+++ Records for processing
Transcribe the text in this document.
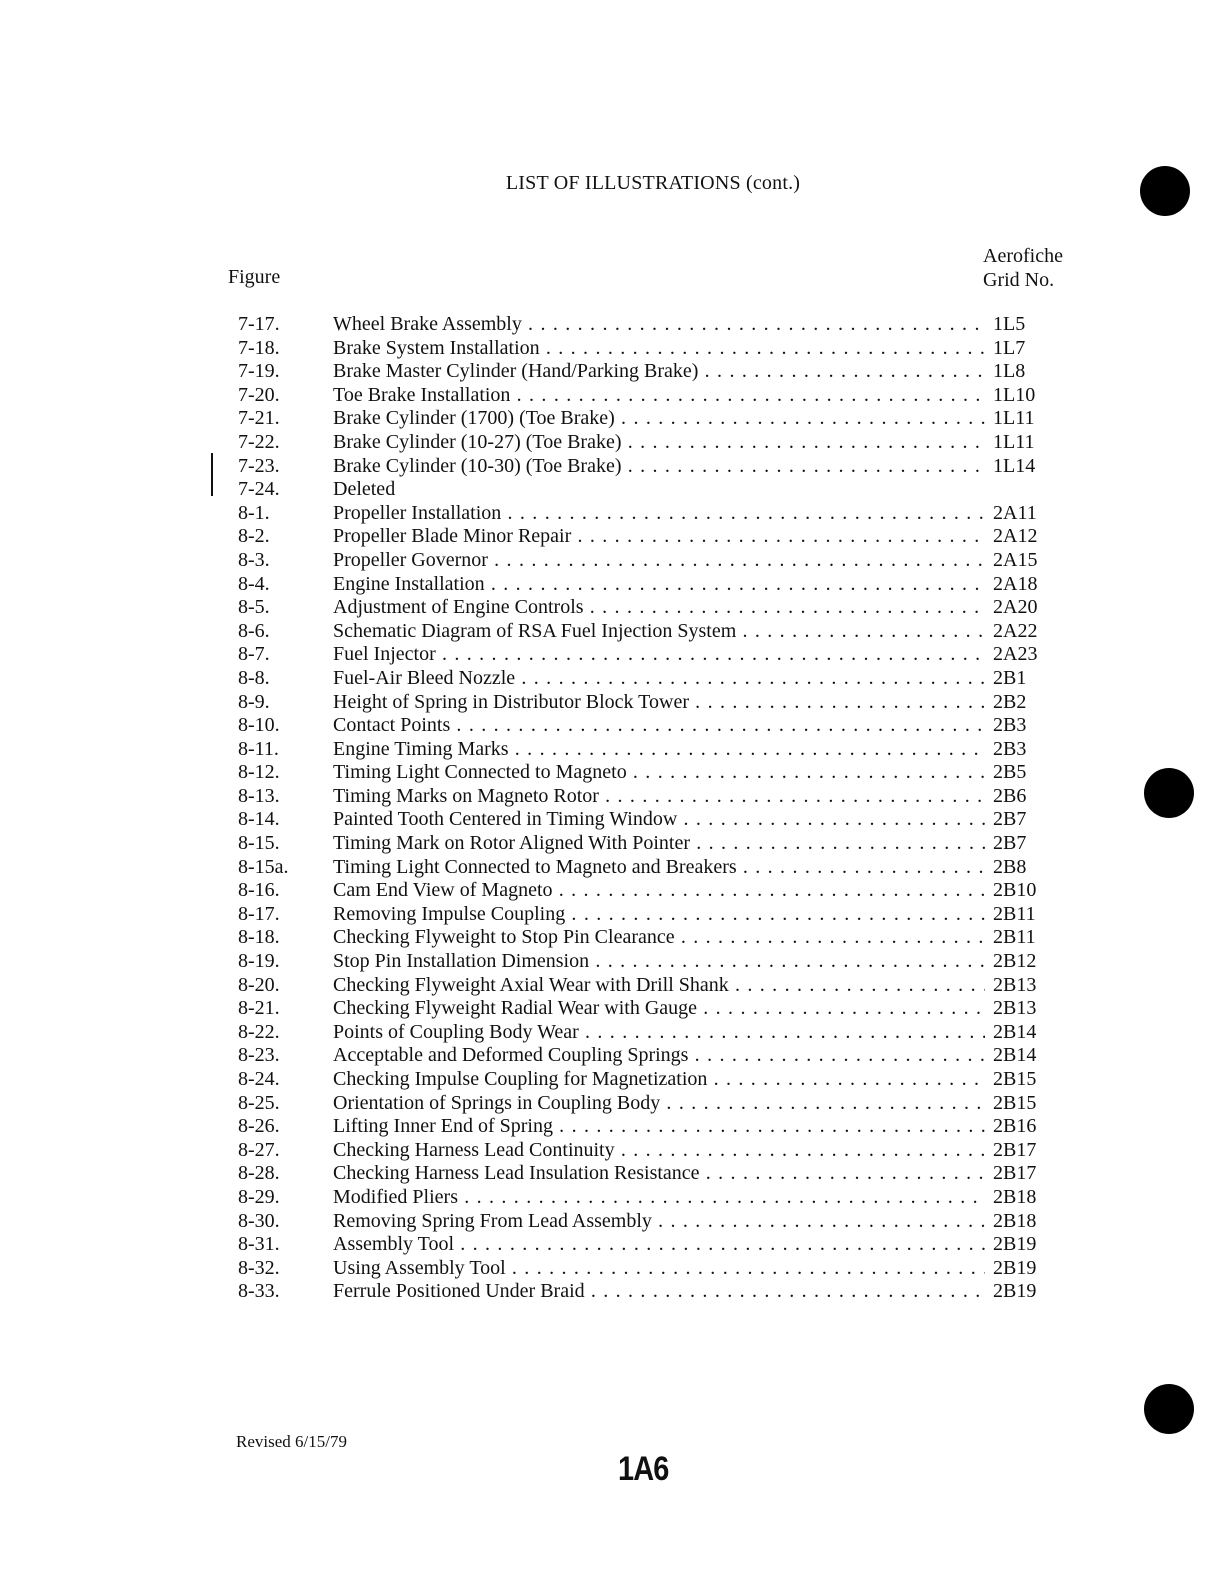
LIST OF ILLUSTRATIONS (cont.)
Figure
Aerofiche
Grid No.
7-17.	Wheel Brake Assembly . . .	1L5
7-18.	Brake System Installation . . .	1L7
7-19.	Brake Master Cylinder (Hand/Parking Brake) . . .	1L8
7-20.	Toe Brake Installation . . .	1L10
7-21.	Brake Cylinder (1700) (Toe Brake) . . .	1L11
7-22.	Brake Cylinder (10-27) (Toe Brake) . . .	1L11
7-23.	Brake Cylinder (10-30) (Toe Brake) . . .	1L14
7-24.	Deleted
8-1.	Propeller Installation . . .	2A11
8-2.	Propeller Blade Minor Repair . . .	2A12
8-3.	Propeller Governor . . .	2A15
8-4.	Engine Installation . . .	2A18
8-5.	Adjustment of Engine Controls . . .	2A20
8-6.	Schematic Diagram of RSA Fuel Injection System . . .	2A22
8-7.	Fuel Injector . . .	2A23
8-8.	Fuel-Air Bleed Nozzle . . .	2B1
8-9.	Height of Spring in Distributor Block Tower . . .	2B2
8-10.	Contact Points . . .	2B3
8-11.	Engine Timing Marks . . .	2B3
8-12.	Timing Light Connected to Magneto . . .	2B5
8-13.	Timing Marks on Magneto Rotor . . .	2B6
8-14.	Painted Tooth Centered in Timing Window . . .	2B7
8-15.	Timing Mark on Rotor Aligned With Pointer . . .	2B7
8-15a. Timing Light Connected to Magneto and Breakers . . .	2B8
8-16.	Cam End View of Magneto . . .	2B10
8-17.	Removing Impulse Coupling . . .	2B11
8-18.	Checking Flyweight to Stop Pin Clearance . . .	2B11
8-19.	Stop Pin Installation Dimension . . .	2B12
8-20.	Checking Flyweight Axial Wear with Drill Shank . . .	2B13
8-21.	Checking Flyweight Radial Wear with Gauge . . .	2B13
8-22.	Points of Coupling Body Wear . . .	2B14
8-23.	Acceptable and Deformed Coupling Springs . . .	2B14
8-24.	Checking Impulse Coupling for Magnetization . . .	2B15
8-25.	Orientation of Springs in Coupling Body . . .	2B15
8-26.	Lifting Inner End of Spring . . .	2B16
8-27.	Checking Harness Lead Continuity . . .	2B17
8-28.	Checking Harness Lead Insulation Resistance . . .	2B17
8-29.	Modified Pliers . . .	2B18
8-30.	Removing Spring From Lead Assembly . . .	2B18
8-31.	Assembly Tool . . .	2B19
8-32.	Using Assembly Tool . . .	2B19
8-33.	Ferrule Positioned Under Braid . . .	2B19
Revised 6/15/79
1A6
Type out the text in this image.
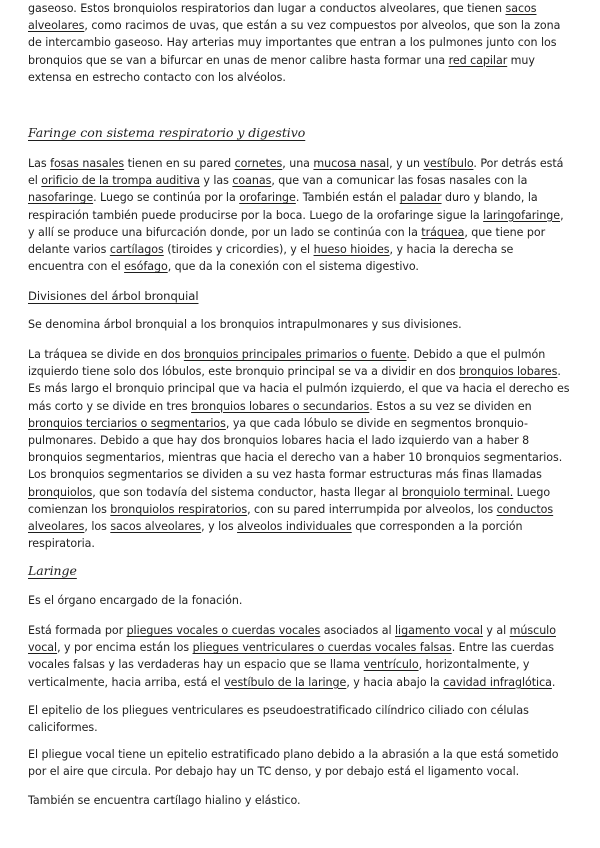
gaseoso. Estos bronquiolos respiratorios dan lugar a conductos alveolares, que tienen sacos alveolares, como racimos de uvas, que están a su vez compuestos por alveolos, que son la zona de intercambio gaseoso. Hay arterias muy importantes que entran a los pulmones junto con los bronquios que se van a bifurcar en unas de menor calibre hasta formar una red capilar muy extensa en estrecho contacto con los alvéolos.

Faringe con sistema respiratorio y digestivo

Las fosas nasales tienen en su pared cornetes, una mucosa nasal, y un vestíbulo. Por detrás está el orificio de la trompa auditiva y las coanas, que van a comunicar las fosas nasales con la nasofaringe. Luego se continúa por la orofaringe. También están el paladar duro y blando, la respiración también puede producirse por la boca. Luego de la orofaringe sigue la laringofaringe, y allí se produce una bifurcación donde, por un lado se continúa con la tráquea, que tiene por delante varios cartílagos (tiroides y cricordies), y el hueso hioides, y hacia la derecha se encuentra con el esófago, que da la conexión con el sistema digestivo.

Divisiones del árbol bronquial

Se denomina árbol bronquial a los bronquios intrapulmonares y sus divisiones.

La tráquea se divide en dos bronquios principales primarios o fuente. Debido a que el pulmón izquierdo tiene solo dos lóbulos, este bronquio principal se va a dividir en dos bronquios lobares. Es más largo el bronquio principal que va hacia el pulmón izquierdo, el que va hacia el derecho es más corto y se divide en tres bronquios lobares o secundarios. Estos a su vez se dividen en bronquios terciarios o segmentarios, ya que cada lóbulo se divide en segmentos bronquio-pulmonares. Debido a que hay dos bronquios lobares hacia el lado izquierdo van a haber 8 bronquios segmentarios, mientras que hacia el derecho van a haber 10 bronquios segmentarios. Los bronquios segmentarios se dividen a su vez hasta formar estructuras más finas llamadas bronquiolos, que son todavía del sistema conductor, hasta llegar al bronquiolo terminal. Luego comienzan los bronquiolos respiratorios, con su pared interrumpida por alveolos, los conductos alveolares, los sacos alveolares, y los alveolos individuales que corresponden a la porción respiratoria.

Laringe

Es el órgano encargado de la fonación.

Está formada por pliegues vocales o cuerdas vocales asociados al ligamento vocal y al músculo vocal, y por encima están los pliegues ventriculares o cuerdas vocales falsas. Entre las cuerdas vocales falsas y las verdaderas hay un espacio que se llama ventrículo, horizontalmente, y verticalmente, hacia arriba, está el vestíbulo de la laringe, y hacia abajo la cavidad infraglótica.

El epitelio de los pliegues ventriculares es pseudoestratificado cilíndrico ciliado con células caliciformes.

El pliegue vocal tiene un epitelio estratificado plano debido a la abrasión a la que está sometido por el aire que circula. Por debajo hay un TC denso, y por debajo está el ligamento vocal.

También se encuentra cartílago hialino y elástico.
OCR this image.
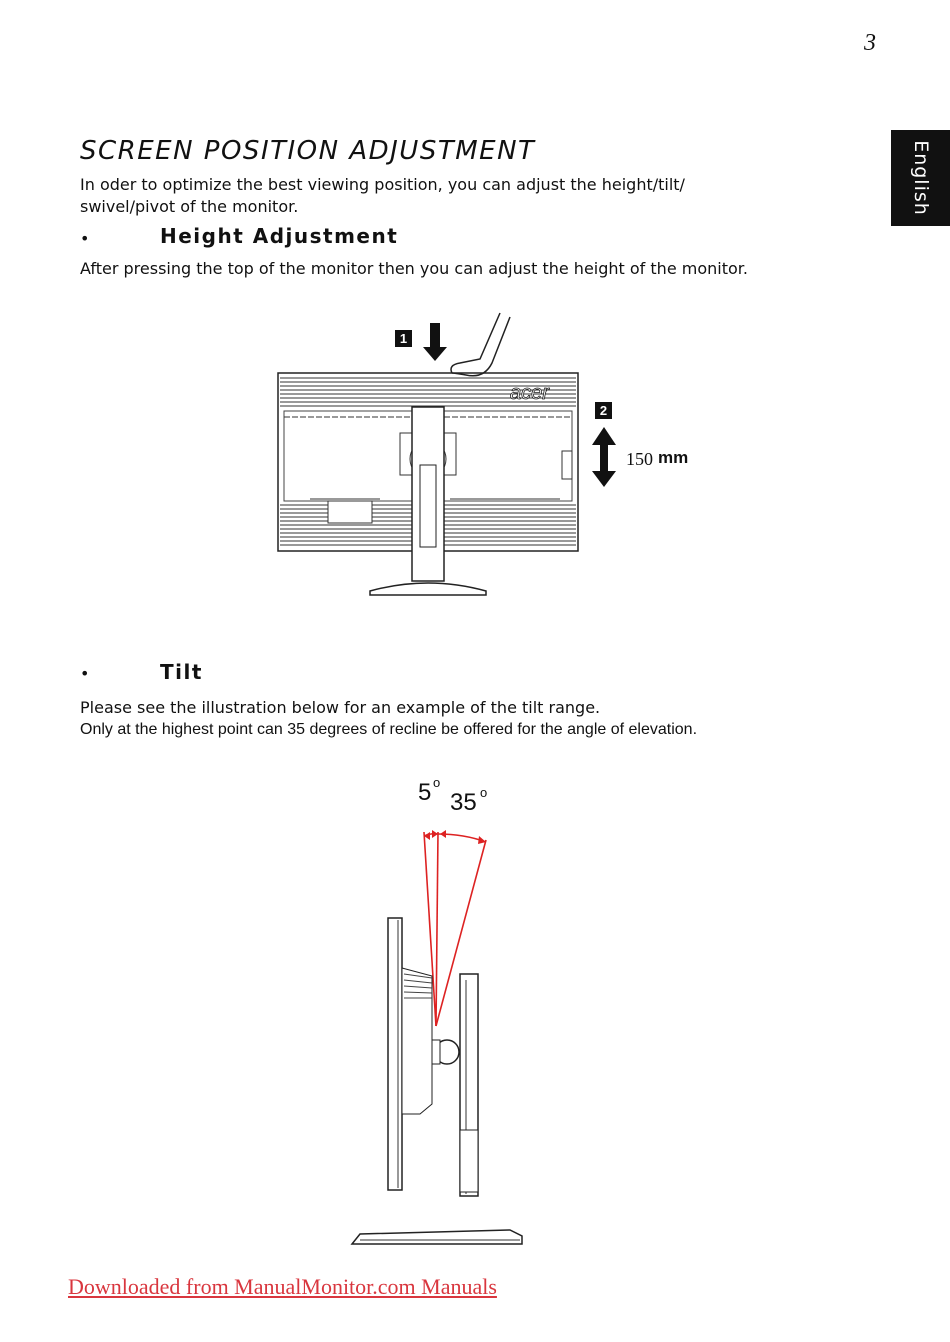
3
English
SCREEN POSITION ADJUSTMENT
In oder to optimize the best viewing position, you can adjust the height/tilt/ swivel/pivot of the monitor.
•	Height Adjustment
After pressing the top of the monitor then you can adjust the height of the monitor.
acer
1
2
150 mm
•	Tilt
Please see the illustration below for an example of the tilt range.
Only at the highest point can 35 degrees of recline be offered for the angle of elevation.
5 o
35 o
Downloaded from ManualMonitor.com Manuals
++++++
§ **Exercise**
Reproduce the whole listing exactly, but not the images in it.

§ **Right answer**
Transcribe the text in this document.
LIST OF ILLUSTRATIONS (cont.)
Figure
Aerofiche
Grid No.
7-17.	Wheel Brake Assembly . . .	1L5
7-18.	Brake System Installation . . .	1L7
7-19.	Brake Master Cylinder (Hand/Parking Brake) . . .	1L8
7-20.	Toe Brake Installation . . .	1L10
7-21.	Brake Cylinder (1700) (Toe Brake) . . .	1L11
7-22.	Brake Cylinder (10-27) (Toe Brake) . . .	1L11
7-23.	Brake Cylinder (10-30) (Toe Brake) . . .	1L14
7-24.	Deleted
8-1.	Propeller Installation . . .	2A11
8-2.	Propeller Blade Minor Repair . . .	2A12
8-3.	Propeller Governor . . .	2A15
8-4.	Engine Installation . . .	2A18
8-5.	Adjustment of Engine Controls . . .	2A20
8-6.	Schematic Diagram of RSA Fuel Injection System . . .	2A22
8-7.	Fuel Injector . . .	2A23
8-8.	Fuel-Air Bleed Nozzle . . .	2B1
8-9.	Height of Spring in Distributor Block Tower . . .	2B2
8-10.	Contact Points . . .	2B3
8-11.	Engine Timing Marks . . .	2B3
8-12.	Timing Light Connected to Magneto . . .	2B5
8-13.	Timing Marks on Magneto Rotor . . .	2B6
8-14.	Painted Tooth Centered in Timing Window . . .	2B7
8-15.	Timing Mark on Rotor Aligned With Pointer . . .	2B7
8-15a. Timing Light Connected to Magneto and Breakers . . .	2B8
8-16.	Cam End View of Magneto . . .	2B10
8-17.	Removing Impulse Coupling . . .	2B11
8-18.	Checking Flyweight to Stop Pin Clearance . . .	2B11
8-19.	Stop Pin Installation Dimension . . .	2B12
8-20.	Checking Flyweight Axial Wear with Drill Shank . . .	2B13
8-21.	Checking Flyweight Radial Wear with Gauge . . .	2B13
8-22.	Points of Coupling Body Wear . . .	2B14
8-23.	Acceptable and Deformed Coupling Springs . . .	2B14
8-24.	Checking Impulse Coupling for Magnetization . . .	2B15
8-25.	Orientation of Springs in Coupling Body . . .	2B15
8-26.	Lifting Inner End of Spring . . .	2B16
8-27.	Checking Harness Lead Continuity . . .	2B17
8-28.	Checking Harness Lead Insulation Resistance . . .	2B17
8-29.	Modified Pliers . . .	2B18
8-30.	Removing Spring From Lead Assembly . . .	2B18
8-31.	Assembly Tool . . .	2B19
8-32.	Using Assembly Tool . . .	2B19
8-33.	Ferrule Positioned Under Braid . . .	2B19
Revised 6/15/79
1A6
Type out the text in this image.
gaseoso. Estos bronquiolos respiratorios dan lugar a conductos alveolares, que tienen sacos alveolares, como racimos de uvas, que están a su vez compuestos por alveolos, que son la zona de intercambio gaseoso. Hay arterias muy importantes que entran a los pulmones junto con los bronquios que se van a bifurcar en unas de menor calibre hasta formar una red capilar muy extensa en estrecho contacto con los alvéolos.

Faringe con sistema respiratorio y digestivo

Las fosas nasales tienen en su pared cornetes, una mucosa nasal, y un vestíbulo. Por detrás está el orificio de la trompa auditiva y las coanas, que van a comunicar las fosas nasales con la nasofaringe. Luego se continúa por la orofaringe. También están el paladar duro y blando, la respiración también puede producirse por la boca. Luego de la orofaringe sigue la laringofaringe, y allí se produce una bifurcación donde, por un lado se continúa con la tráquea, que tiene por delante varios cartílagos (tiroides y cricordies), y el hueso hioides, y hacia la derecha se encuentra con el esófago, que da la conexión con el sistema digestivo.

Divisiones del árbol bronquial

Se denomina árbol bronquial a los bronquios intrapulmonares y sus divisiones.

La tráquea se divide en dos bronquios principales primarios o fuente. Debido a que el pulmón izquierdo tiene solo dos lóbulos, este bronquio principal se va a dividir en dos bronquios lobares. Es más largo el bronquio principal que va hacia el pulmón izquierdo, el que va hacia el derecho es más corto y se divide en tres bronquios lobares o secundarios. Estos a su vez se dividen en bronquios terciarios o segmentarios, ya que cada lóbulo se divide en segmentos bronquio-pulmonares. Debido a que hay dos bronquios lobares hacia el lado izquierdo van a haber 8 bronquios segmentarios, mientras que hacia el derecho van a haber 10 bronquios segmentarios. Los bronquios segmentarios se dividen a su vez hasta formar estructuras más finas llamadas bronquiolos, que son todavía del sistema conductor, hasta llegar al bronquiolo terminal. Luego comienzan los bronquiolos respiratorios, con su pared interrumpida por alveolos, los conductos alveolares, los sacos alveolares, y los alveolos individuales que corresponden a la porción respiratoria.

Laringe

Es el órgano encargado de la fonación.

Está formada por pliegues vocales o cuerdas vocales asociados al ligamento vocal y al músculo vocal, y por encima están los pliegues ventriculares o cuerdas vocales falsas. Entre las cuerdas vocales falsas y las verdaderas hay un espacio que se llama ventrículo, horizontalmente, y verticalmente, hacia arriba, está el vestíbulo de la laringe, y hacia abajo la cavidad infraglótica.

El epitelio de los pliegues ventriculares es pseudoestratificado cilíndrico ciliado con células caliciformes.

El pliegue vocal tiene un epitelio estratificado plano debido a la abrasión a la que está sometido por el aire que circula. Por debajo hay un TC denso, y por debajo está el ligamento vocal.

También se encuentra cartílago hialino y elástico.
OCR this image.
3
English
SCREEN POSITION ADJUSTMENT
In oder to optimize the best viewing position, you can adjust the height/tilt/ swivel/pivot of the monitor.
•	Height Adjustment
After pressing the top of the monitor then you can adjust the height of the monitor.
acer
1
2
150 mm
•	Tilt
Please see the illustration below for an example of the tilt range.
Only at the highest point can 35 degrees of recline be offered for the angle of elevation.
5 o
35 o
Downloaded from ManualMonitor.com Manuals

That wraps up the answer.